> DIRECTIVE
Edit the entries starting at the one that contains "gov-order-box — [1471, 1601, 1535, 1822]" and ending at the one that contains "lower-left-body: 中央社東京電，日本政府對華北問題之態度，聲稱不先取華北，係防俄要害。 —", changing "us-body" to "us-story-body" and leaving everything else as it stands. Give back only those entries.

> INPUT FOR THIS TASK
....................

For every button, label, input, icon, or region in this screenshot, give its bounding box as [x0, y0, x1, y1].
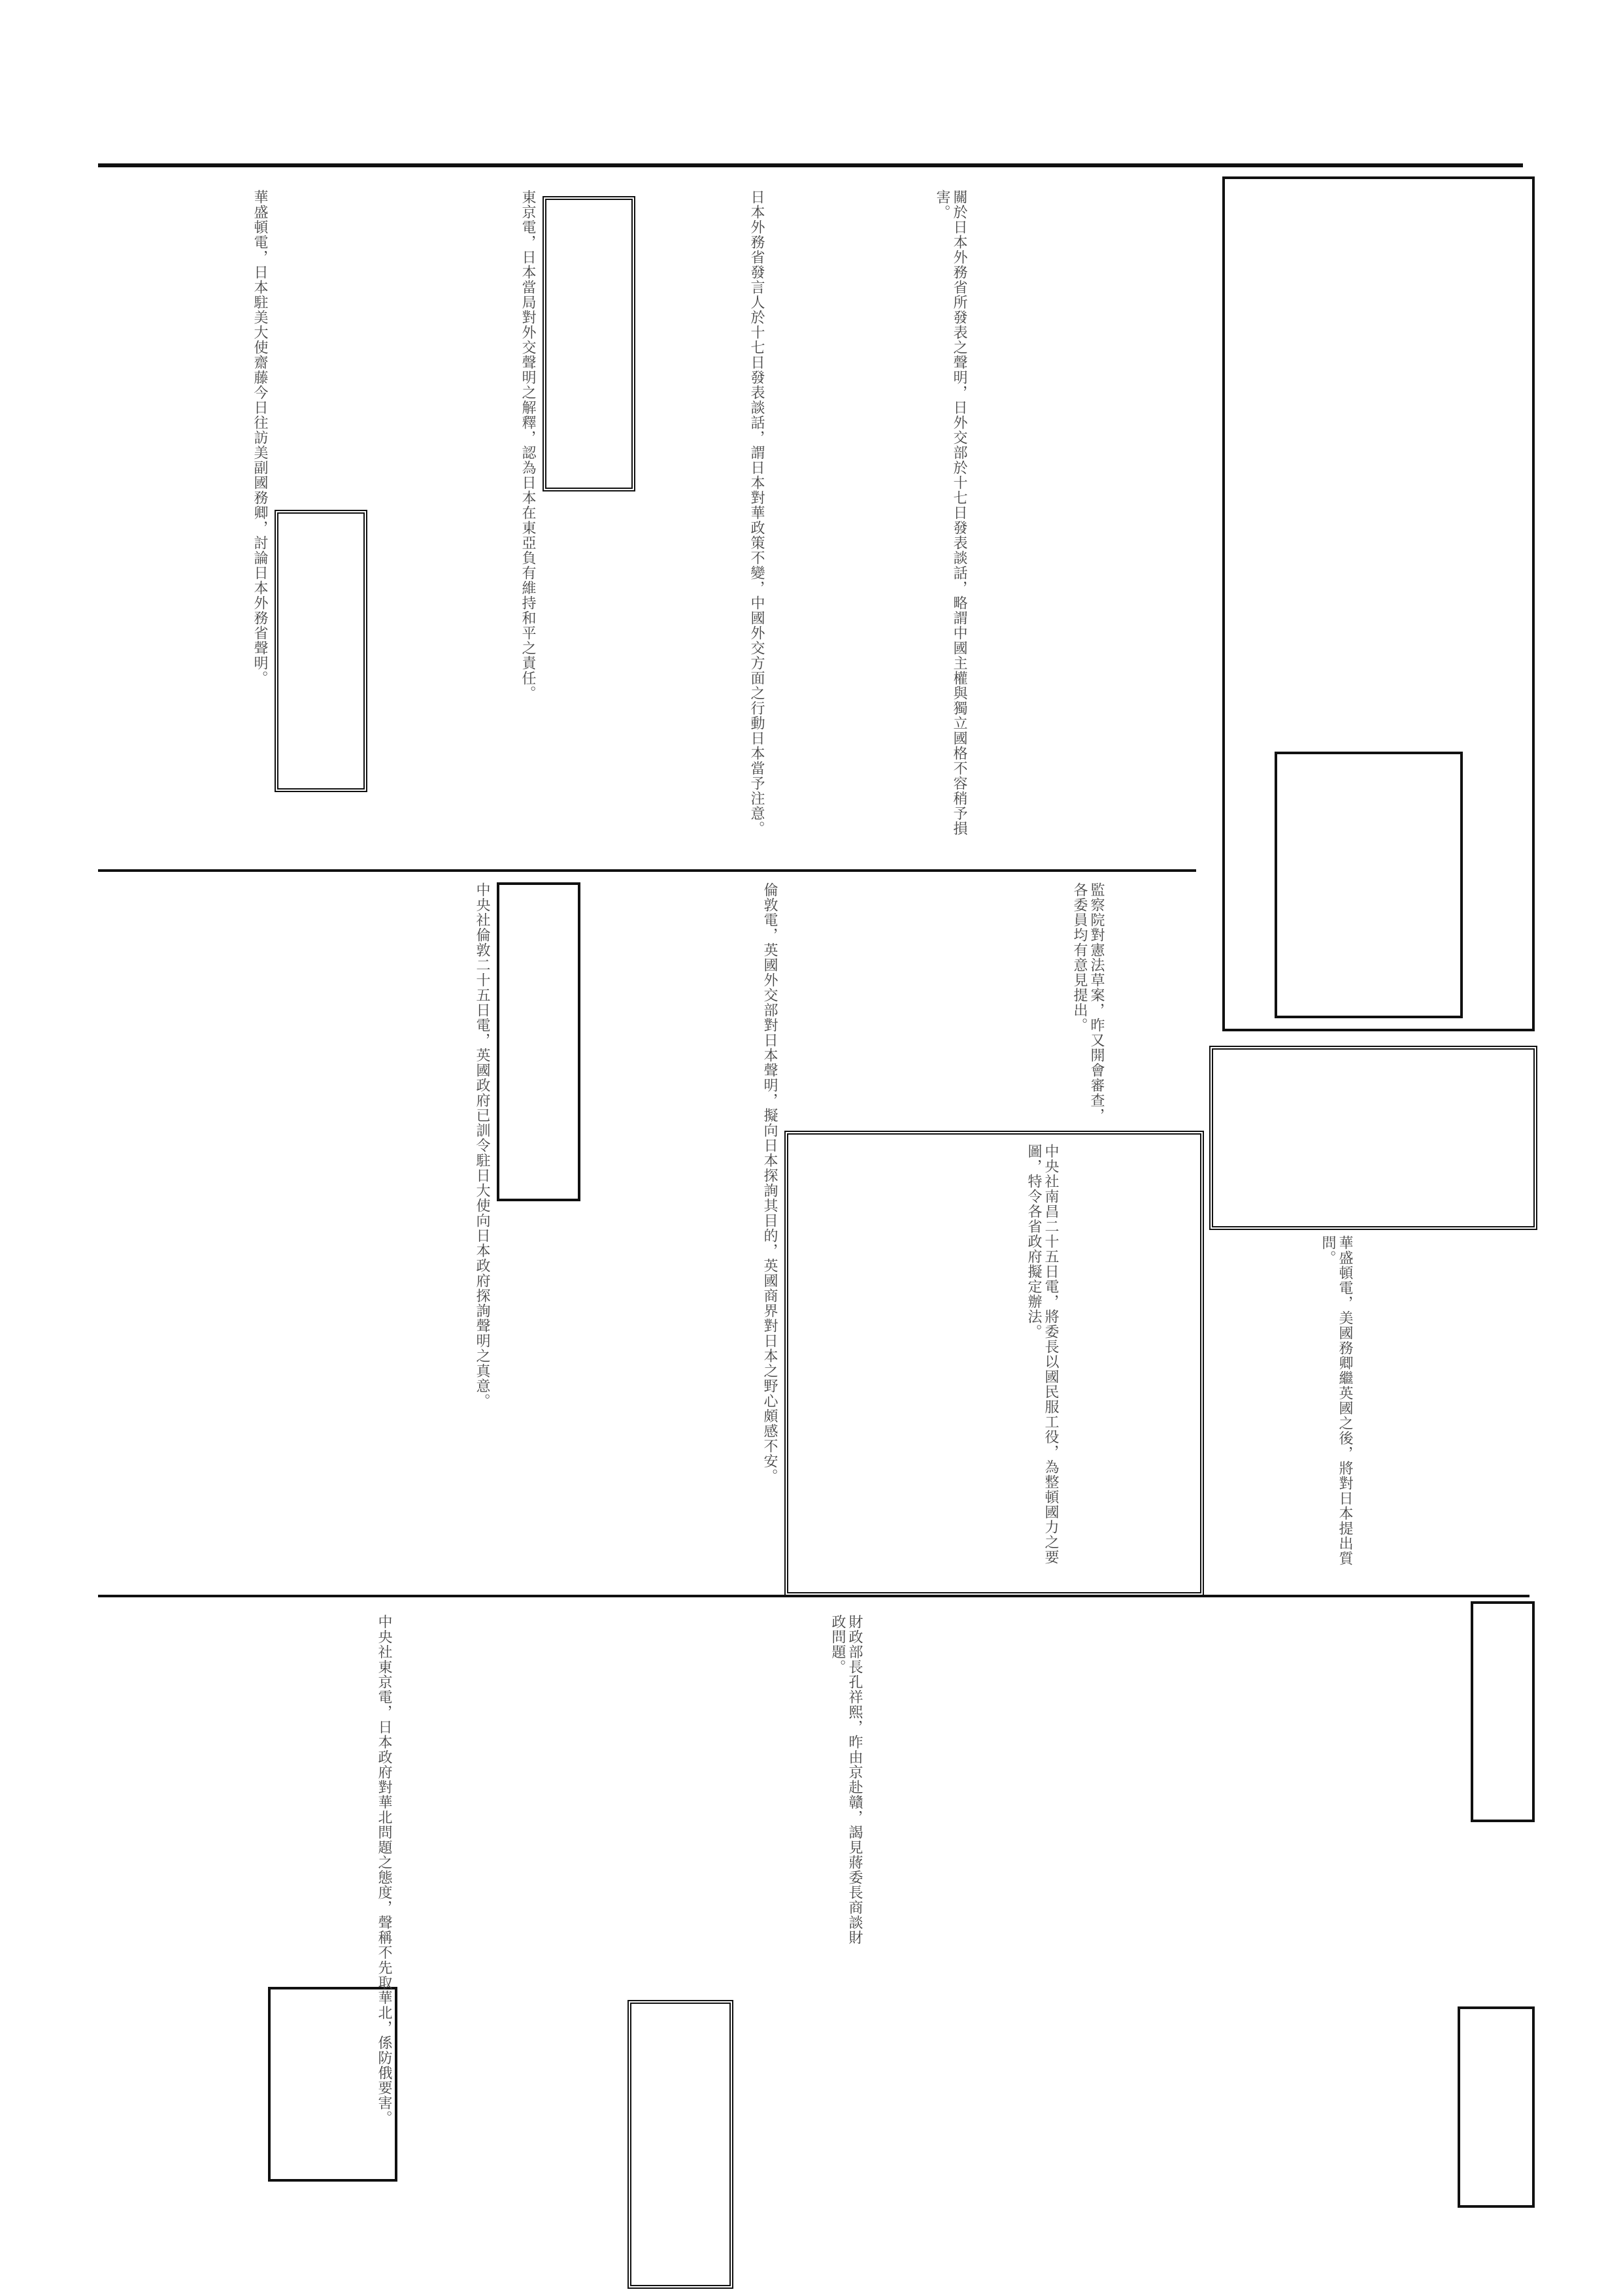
gov-order-box — [1471, 1601, 1535, 1822]
draft-body: 監察院對憲法草案，昨又開會審查，各委員均有意見提出。 — [1071, 882, 1105, 1123]
labor-body: 中央社南昌二十五日電，將委長以國民服工役，為整頓國力之要圖，特令各省政府擬定辦法。 — [1026, 1144, 1059, 1565]
us-body: 華盛頓電，美國務卿繼英國之後，將對日本提出質問。 — [1320, 1235, 1353, 1566]
lower-left-body: 中央社東京電，日本政府對華北問題之態度，聲稱不先取華北，係防俄要害。 — [376, 1614, 392, 2125]
yearbook-reprint-box — [1275, 752, 1463, 1018]
divider-upper — [98, 869, 1196, 872]
inquiry-story-box — [497, 882, 580, 1201]
kung-body: 財政部長孔祥熙，昨由京赴贛，謁見蔣委長商談財政問題。 — [829, 1614, 863, 1945]
saito-story-body: 華盛頓電，日本駐美大使齋藤今日往訪美副國務卿，討論日本外務省聲明。 — [252, 190, 268, 686]
bookstore-ad — [1209, 1046, 1537, 1230]
japan-story-body-2: 東京電，日本當局對外交聲明之解釋，認為日本在東亞負有維持和平之責任。 — [520, 190, 536, 701]
japan-story-box — [543, 196, 635, 491]
liaoning-box — [627, 2000, 733, 2289]
masthead — [98, 92, 1523, 167]
saito-story-box — [275, 510, 367, 792]
inquiry-body-2: 中央社倫敦二十五日電，英國政府已訓令駐日大使向日本政府探詢聲明之真意。 — [474, 882, 490, 1408]
japan-story-body: 日本外務省發言人於十七日發表談話，謂日本對華政策不變，中國外交方面之行動日本當予注意。 — [748, 190, 765, 836]
divider-middle — [98, 1595, 1529, 1597]
main-story-body: 關於日本外務省所發表之聲明，日外交部於十七日發表談話，略謂中國主權與獨立國格不容稍予損害。 — [934, 190, 967, 836]
inquiry-body: 倫敦電，英國外交部對日本聲明，擬向日本探詢其目的，英國商界對日本之野心頗感不安。 — [761, 882, 778, 1484]
youji-box — [1458, 2006, 1535, 2208]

....................

> COMPLETED TASK
gov-order-box — [1471, 1601, 1535, 1822]
draft-body: 監察院對憲法草案，昨又開會審查，各委員均有意見提出。 — [1071, 882, 1105, 1123]
labor-body: 中央社南昌二十五日電，將委長以國民服工役，為整頓國力之要圖，特令各省政府擬定辦法。 — [1026, 1144, 1059, 1565]
us-story-body: 華盛頓電，美國務卿繼英國之後，將對日本提出質問。 — [1320, 1235, 1353, 1566]
lower-left-body: 中央社東京電，日本政府對華北問題之態度，聲稱不先取華北，係防俄要害。 — [376, 1614, 392, 2125]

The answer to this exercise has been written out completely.